#### [Aim]
Reproduce each line exactly. Skip none.
# start of Source material
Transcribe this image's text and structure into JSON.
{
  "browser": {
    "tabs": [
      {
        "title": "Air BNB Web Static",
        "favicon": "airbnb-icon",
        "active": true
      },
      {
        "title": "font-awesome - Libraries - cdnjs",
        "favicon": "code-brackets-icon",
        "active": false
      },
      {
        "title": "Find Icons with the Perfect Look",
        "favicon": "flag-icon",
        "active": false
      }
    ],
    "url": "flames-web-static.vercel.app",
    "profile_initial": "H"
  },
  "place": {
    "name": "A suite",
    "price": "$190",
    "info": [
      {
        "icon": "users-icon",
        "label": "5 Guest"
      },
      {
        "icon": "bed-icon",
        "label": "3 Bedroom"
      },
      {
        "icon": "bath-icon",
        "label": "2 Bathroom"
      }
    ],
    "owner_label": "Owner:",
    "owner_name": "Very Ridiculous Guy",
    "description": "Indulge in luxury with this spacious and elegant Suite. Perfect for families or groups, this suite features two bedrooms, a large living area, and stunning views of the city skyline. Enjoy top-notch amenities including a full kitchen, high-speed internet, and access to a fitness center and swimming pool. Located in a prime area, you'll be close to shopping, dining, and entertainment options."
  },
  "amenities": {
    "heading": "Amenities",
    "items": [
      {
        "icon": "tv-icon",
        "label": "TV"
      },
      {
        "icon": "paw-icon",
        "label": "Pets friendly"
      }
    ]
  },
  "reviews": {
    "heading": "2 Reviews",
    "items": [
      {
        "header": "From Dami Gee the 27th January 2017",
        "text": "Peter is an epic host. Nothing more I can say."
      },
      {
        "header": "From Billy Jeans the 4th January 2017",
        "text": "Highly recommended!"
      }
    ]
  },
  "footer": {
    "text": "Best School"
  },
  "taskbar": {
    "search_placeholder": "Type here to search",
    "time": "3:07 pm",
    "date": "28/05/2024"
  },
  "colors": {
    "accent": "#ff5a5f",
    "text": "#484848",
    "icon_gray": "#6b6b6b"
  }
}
# end of Source material
#### [Reply to the task]
Transcribe this image's text and structure into JSON.
{
  "browser": {
    "tabs": [
      {
        "title": "Air BNB Web Static",
        "favicon": "airbnb-icon",
        "active": true
      },
      {
        "title": "font-awesome - Libraries - cdnjs",
        "favicon": "code-brackets-icon",
        "active": false
      },
      {
        "title": "Find Icons with the Perfect Look",
        "favicon": "flag-icon",
        "active": false
      }
    ],
    "url": "flames-web-static.vercel.app",
    "profile_initial": "H"
  },
  "place": {
    "name": "A suite",
    "price": "$190",
    "info": [
      {
        "icon": "users-icon",
        "label": "5 Guest"
      },
      {
        "icon": "bed-icon",
        "label": "3 Bedroom"
      },
      {
        "icon": "bath-icon",
        "label": "2 Bathroom"
      }
    ],
    "owner_label": "Owner:",
    "owner_name": "Very Ridiculous Guy",
    "description": "Indulge in luxury with this spacious and elegant Suite. Perfect for families or groups, this suite features two bedrooms, a large living area, and stunning views of the city skyline. Enjoy top-notch amenities including a full kitchen, high-speed internet, and access to a fitness center and swimming pool. Located in a prime area, you'll be close to shopping, dining, and entertainment options."
  },
  "amenities": {
    "heading": "Amenities",
    "items": [
      {
        "icon": "tv-icon",
        "label": "TV"
      },
      {
        "icon": "paw-icon",
        "label": "Pets friendly"
      }
    ]
  },
  "reviews": {
    "heading": "2 Reviews",
    "items": [
      {
        "header": "From Dami Gee the 27th January 2017",
        "text": "Peter is an epic host. Nothing more I can say."
      },
      {
        "header": "From Billy Jeans the 4th January 2017",
        "text": "Highly recommended!"
      }
    ]
  },
  "footer": {
    "text": "Best School"
  },
  "taskbar": {
    "search_placeholder": "Type here to search",
    "time": "3:07 pm",
    "date": "28/05/2024"
  },
  "colors": {
    "accent": "#ff5a5f",
    "text": "#484848",
    "icon_gray": "#6b6b6b"
  }
}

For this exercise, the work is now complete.